[Figure record extracts]
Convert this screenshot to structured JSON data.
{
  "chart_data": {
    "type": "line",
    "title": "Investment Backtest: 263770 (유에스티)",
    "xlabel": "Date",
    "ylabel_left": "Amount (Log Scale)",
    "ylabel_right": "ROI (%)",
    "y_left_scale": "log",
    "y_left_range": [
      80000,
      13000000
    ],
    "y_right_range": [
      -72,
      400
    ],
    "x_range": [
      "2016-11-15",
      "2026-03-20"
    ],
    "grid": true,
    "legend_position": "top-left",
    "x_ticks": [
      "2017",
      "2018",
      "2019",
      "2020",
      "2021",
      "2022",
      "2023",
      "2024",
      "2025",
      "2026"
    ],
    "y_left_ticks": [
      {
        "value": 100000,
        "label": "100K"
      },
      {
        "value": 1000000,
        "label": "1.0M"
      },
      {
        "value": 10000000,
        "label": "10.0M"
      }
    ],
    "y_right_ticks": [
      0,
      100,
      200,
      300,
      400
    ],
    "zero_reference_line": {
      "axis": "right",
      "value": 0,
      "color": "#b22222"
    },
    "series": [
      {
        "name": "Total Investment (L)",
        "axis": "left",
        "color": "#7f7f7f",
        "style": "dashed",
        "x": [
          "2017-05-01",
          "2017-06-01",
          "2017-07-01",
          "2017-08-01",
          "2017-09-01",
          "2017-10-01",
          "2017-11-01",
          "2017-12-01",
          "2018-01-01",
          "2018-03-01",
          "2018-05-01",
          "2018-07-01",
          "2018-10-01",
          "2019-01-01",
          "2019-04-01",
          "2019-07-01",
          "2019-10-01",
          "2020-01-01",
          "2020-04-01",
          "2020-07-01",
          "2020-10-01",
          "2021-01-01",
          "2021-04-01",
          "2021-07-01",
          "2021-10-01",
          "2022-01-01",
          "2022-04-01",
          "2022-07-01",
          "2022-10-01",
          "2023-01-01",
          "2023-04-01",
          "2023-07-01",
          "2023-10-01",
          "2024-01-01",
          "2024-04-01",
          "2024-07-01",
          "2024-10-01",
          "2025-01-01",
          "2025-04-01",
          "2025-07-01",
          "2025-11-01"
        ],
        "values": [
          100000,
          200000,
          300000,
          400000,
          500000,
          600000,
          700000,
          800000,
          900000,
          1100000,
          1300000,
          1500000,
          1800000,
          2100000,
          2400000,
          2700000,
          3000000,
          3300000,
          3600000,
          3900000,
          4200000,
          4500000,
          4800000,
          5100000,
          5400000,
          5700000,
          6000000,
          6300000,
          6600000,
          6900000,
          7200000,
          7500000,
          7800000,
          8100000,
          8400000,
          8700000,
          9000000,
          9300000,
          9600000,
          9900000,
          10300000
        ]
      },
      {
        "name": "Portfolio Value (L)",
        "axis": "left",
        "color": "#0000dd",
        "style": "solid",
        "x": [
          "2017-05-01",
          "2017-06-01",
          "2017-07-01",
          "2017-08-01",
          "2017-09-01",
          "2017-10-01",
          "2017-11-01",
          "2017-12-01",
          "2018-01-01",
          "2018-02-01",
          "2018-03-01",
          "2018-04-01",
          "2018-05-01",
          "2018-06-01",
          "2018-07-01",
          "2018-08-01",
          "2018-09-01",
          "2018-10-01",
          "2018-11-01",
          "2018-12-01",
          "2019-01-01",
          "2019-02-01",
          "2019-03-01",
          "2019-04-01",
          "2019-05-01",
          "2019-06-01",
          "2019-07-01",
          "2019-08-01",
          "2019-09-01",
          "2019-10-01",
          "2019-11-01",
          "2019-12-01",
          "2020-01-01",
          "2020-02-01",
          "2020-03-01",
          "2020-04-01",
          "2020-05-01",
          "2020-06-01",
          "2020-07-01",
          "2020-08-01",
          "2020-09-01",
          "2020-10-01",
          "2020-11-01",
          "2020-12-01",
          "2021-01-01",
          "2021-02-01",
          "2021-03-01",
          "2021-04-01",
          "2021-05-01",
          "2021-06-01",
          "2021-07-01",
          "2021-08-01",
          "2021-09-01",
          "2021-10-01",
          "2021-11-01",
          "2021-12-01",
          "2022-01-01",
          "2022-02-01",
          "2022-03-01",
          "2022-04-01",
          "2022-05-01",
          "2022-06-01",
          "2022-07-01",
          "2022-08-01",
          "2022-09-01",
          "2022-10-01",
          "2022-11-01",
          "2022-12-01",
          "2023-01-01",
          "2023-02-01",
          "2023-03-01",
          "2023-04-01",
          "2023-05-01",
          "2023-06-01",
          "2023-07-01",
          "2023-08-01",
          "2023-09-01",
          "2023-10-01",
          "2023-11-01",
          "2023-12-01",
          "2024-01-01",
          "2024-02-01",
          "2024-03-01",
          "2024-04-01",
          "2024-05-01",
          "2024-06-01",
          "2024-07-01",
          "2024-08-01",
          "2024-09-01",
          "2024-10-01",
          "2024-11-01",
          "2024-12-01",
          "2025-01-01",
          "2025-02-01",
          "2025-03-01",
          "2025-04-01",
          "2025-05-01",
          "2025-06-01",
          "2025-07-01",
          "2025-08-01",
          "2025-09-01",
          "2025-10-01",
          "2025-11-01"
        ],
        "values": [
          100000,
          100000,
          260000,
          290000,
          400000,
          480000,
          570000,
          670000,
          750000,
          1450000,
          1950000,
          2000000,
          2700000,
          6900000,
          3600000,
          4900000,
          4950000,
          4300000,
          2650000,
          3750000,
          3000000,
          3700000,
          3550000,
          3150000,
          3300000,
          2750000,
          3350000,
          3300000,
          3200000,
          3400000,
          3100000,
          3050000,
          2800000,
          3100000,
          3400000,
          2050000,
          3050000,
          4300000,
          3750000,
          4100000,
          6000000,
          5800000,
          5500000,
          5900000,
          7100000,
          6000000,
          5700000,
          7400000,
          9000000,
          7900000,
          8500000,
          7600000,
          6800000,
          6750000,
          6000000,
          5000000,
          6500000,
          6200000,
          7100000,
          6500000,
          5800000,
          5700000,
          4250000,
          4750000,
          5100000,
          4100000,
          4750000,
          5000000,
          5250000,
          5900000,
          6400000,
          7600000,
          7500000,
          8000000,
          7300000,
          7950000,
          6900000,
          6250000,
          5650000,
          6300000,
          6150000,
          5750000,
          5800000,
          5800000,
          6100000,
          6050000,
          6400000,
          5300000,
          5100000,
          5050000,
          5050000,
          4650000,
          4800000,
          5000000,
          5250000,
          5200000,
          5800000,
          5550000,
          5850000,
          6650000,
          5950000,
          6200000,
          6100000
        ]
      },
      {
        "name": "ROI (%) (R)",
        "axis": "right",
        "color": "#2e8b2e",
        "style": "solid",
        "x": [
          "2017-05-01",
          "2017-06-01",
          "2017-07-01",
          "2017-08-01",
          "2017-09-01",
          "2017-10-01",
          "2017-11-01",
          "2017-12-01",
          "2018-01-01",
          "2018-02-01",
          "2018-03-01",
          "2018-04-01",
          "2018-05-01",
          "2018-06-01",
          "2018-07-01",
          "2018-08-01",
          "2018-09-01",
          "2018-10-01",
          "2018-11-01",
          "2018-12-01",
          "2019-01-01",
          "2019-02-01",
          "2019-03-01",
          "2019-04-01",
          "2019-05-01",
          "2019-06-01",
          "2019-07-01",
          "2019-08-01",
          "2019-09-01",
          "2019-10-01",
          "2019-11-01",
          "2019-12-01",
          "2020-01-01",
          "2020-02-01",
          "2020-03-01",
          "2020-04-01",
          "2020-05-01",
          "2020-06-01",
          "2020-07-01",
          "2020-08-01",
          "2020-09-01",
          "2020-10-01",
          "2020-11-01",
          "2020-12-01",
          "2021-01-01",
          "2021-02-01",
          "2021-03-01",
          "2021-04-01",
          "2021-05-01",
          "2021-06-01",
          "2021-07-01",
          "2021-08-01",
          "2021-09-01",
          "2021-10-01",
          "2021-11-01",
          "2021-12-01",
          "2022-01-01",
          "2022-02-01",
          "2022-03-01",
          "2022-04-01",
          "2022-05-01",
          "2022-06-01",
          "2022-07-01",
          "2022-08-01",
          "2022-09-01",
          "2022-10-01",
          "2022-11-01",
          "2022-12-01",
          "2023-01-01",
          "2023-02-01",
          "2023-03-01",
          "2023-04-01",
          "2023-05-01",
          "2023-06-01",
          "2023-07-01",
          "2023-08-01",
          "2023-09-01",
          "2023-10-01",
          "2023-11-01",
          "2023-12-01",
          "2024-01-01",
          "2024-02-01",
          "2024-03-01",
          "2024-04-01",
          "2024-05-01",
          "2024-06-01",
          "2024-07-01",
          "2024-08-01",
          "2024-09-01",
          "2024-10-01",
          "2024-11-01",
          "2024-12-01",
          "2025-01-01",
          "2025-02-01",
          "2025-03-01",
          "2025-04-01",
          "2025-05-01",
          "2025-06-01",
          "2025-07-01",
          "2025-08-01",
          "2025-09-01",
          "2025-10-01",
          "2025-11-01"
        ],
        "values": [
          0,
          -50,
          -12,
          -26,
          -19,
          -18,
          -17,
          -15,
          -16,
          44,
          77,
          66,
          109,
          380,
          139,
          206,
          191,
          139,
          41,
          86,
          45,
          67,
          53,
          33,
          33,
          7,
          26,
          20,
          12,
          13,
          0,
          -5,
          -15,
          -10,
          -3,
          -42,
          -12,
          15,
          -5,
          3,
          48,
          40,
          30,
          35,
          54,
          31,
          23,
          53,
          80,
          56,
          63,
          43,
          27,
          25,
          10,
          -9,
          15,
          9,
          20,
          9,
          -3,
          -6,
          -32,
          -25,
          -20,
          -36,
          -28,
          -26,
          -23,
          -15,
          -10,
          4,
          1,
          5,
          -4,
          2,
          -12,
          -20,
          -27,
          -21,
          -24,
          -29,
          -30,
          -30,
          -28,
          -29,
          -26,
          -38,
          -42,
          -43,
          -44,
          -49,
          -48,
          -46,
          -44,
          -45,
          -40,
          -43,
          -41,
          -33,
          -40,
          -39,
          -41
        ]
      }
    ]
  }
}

GIVEN TASK — Copy down every line of the material above that includes the string "Investment".

RESPONSE —
    "title": "Investment Backtest: 263770 (유에스티)",
        "name": "Total Investment (L)",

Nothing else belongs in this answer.